> **Written tasks**:
1. In the article about Tranquility Bay, what share of custody rights do parents grant in their contract with the program?
2. In the article about Tranquility Bay, turn the paragraph beginning "Before sending their teen to Tranquility" into a short bulleted list that keeps its main facts.

> **Document segment**:
The last resort
"Were you to glance up from the deserted beach below, you might mistake Tranquility Bay for a rather exclusive hotel.
Inside, 250 foreign children are locked up. Almost all are American, but though kept prisoner, they were not sent here by a court of law. Their parents paid to have them kidnapped and flown here against their will, to be incarcerated for up to three years, sometimes even longer. They will not be released until they are judged to be respectful, polite and obedient enough to rejoin their families.
Parents sign a legal contract with Tranquility Bay granting 49 per cent custody rights. It permits the Jamaican staff, whose qualifications are not required to exceed a high-school education, to use whatever physical force they feel necessary to control their child. The contract also waives Tranquility's liability for harm that should befall a child in its care.
Before sending their teen to Tranquility, parents are advised that it might be prudent to keep their plan a secret, and employ an approved escort service to break the news. The first most teenagers hear of Tranquility is therefore when they are woken from their beds at home at 4am by guards, who place them in a van, handcuffed if necessary, drive them to an airport and fly them to Jamaica. The child will not be allowed to speak to his or her parents for up to six months, or see them for up to a year.
Watched by chaperones, you read prescribed course books, take notes, then sit a test after each chapter. Two or three Jamaican teachers sit at the back of the room in case you get stuck, and they may be able to help. But to mark the tests, they have to use an answer key sent down from the States.
You may also write home to your parents, and though staff can read your mail, you may write what you like. But Tranquility's handbook for parents warns them not to believe anything that sounds like a 'manipulation', the programme's word for a complaint.

> **Entries supplied**:

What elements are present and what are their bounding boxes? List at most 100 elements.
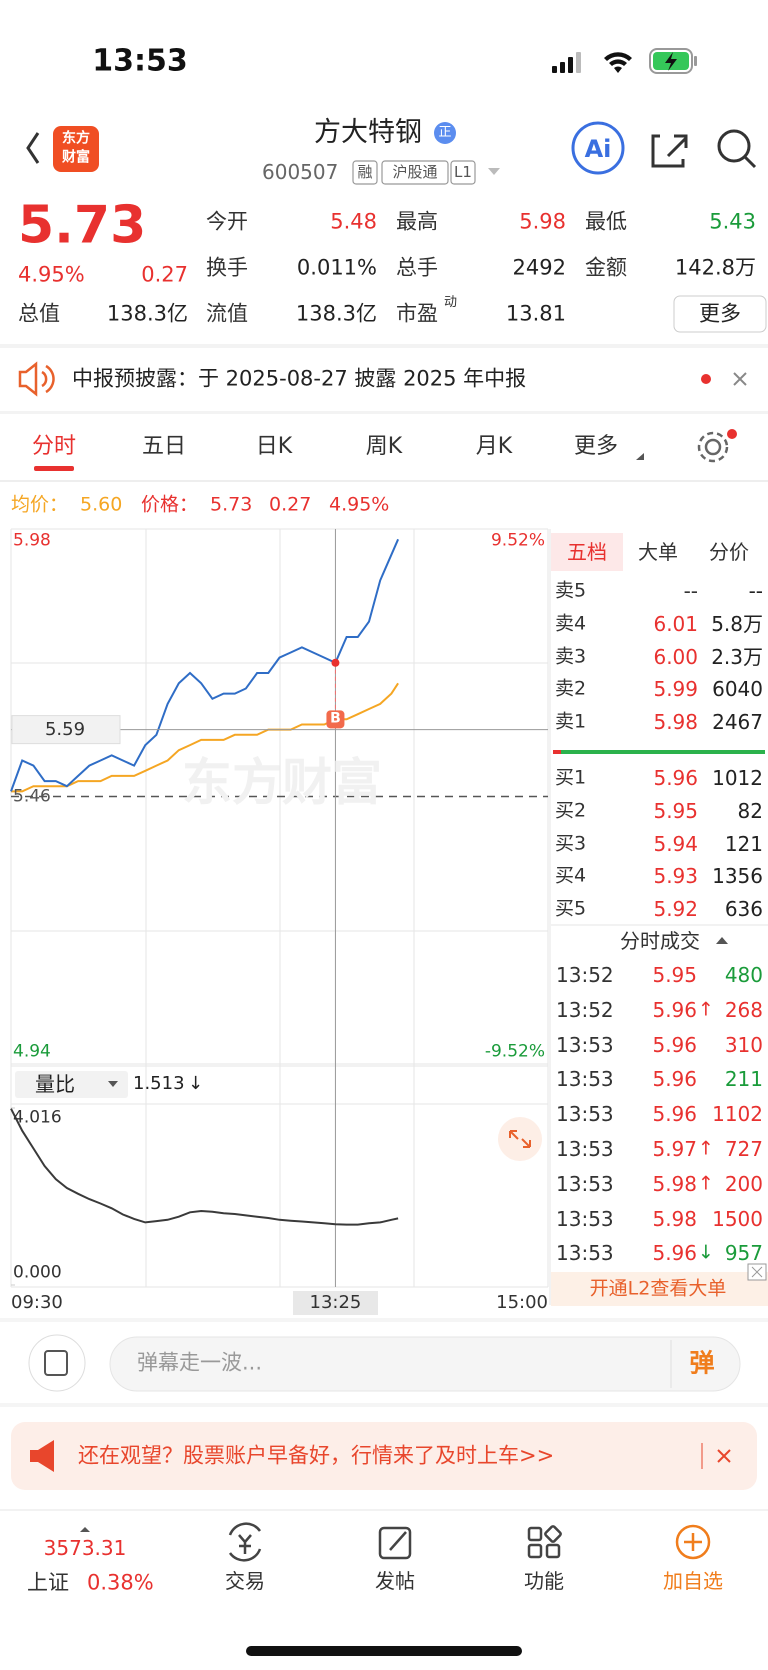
* * *
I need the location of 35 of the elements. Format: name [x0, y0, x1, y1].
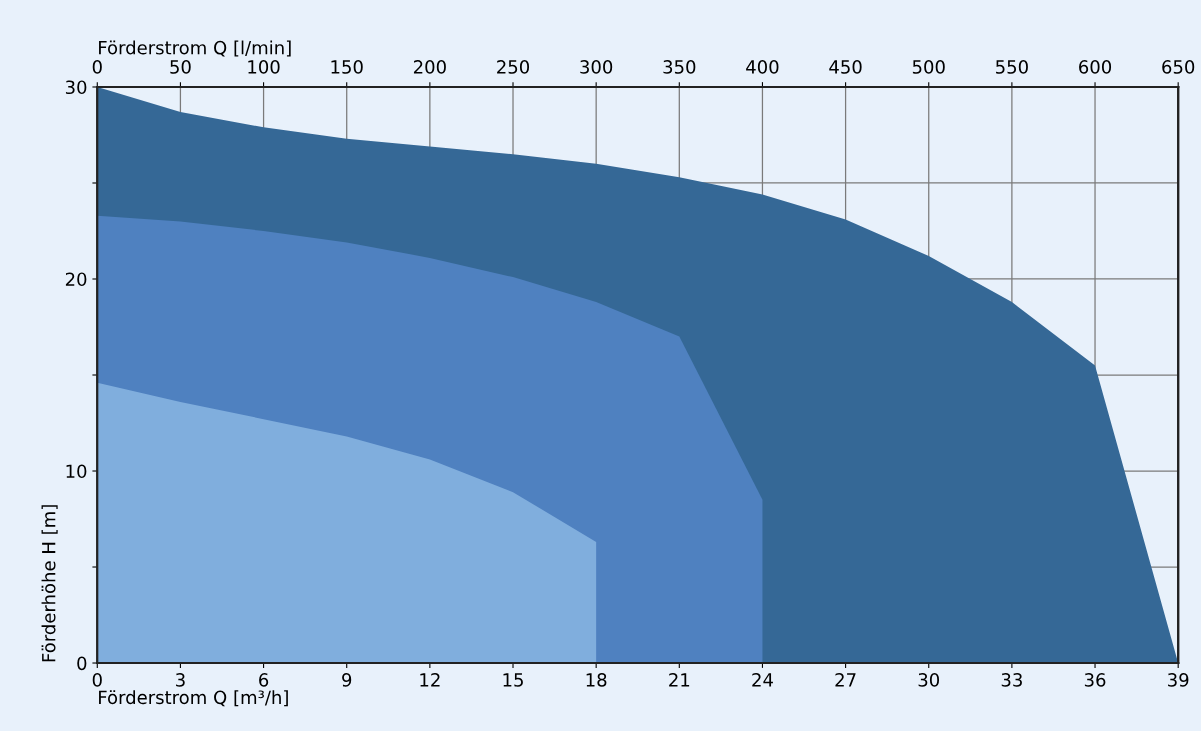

> **Task-by-task solutions**:
1. Parents grant 49 percent custody rights.

2.
- Parents are advised to keep their plan secret and to use an approved escort service to break the news.
- Most teenagers first learn of Tranquility when guards wake them at home at 4am.
- The guards put them in a van, handcuffed if necessary, drive them to an airport and fly them to Jamaica.
- The child cannot speak to his or her parents for up to six months or see them for up to a year.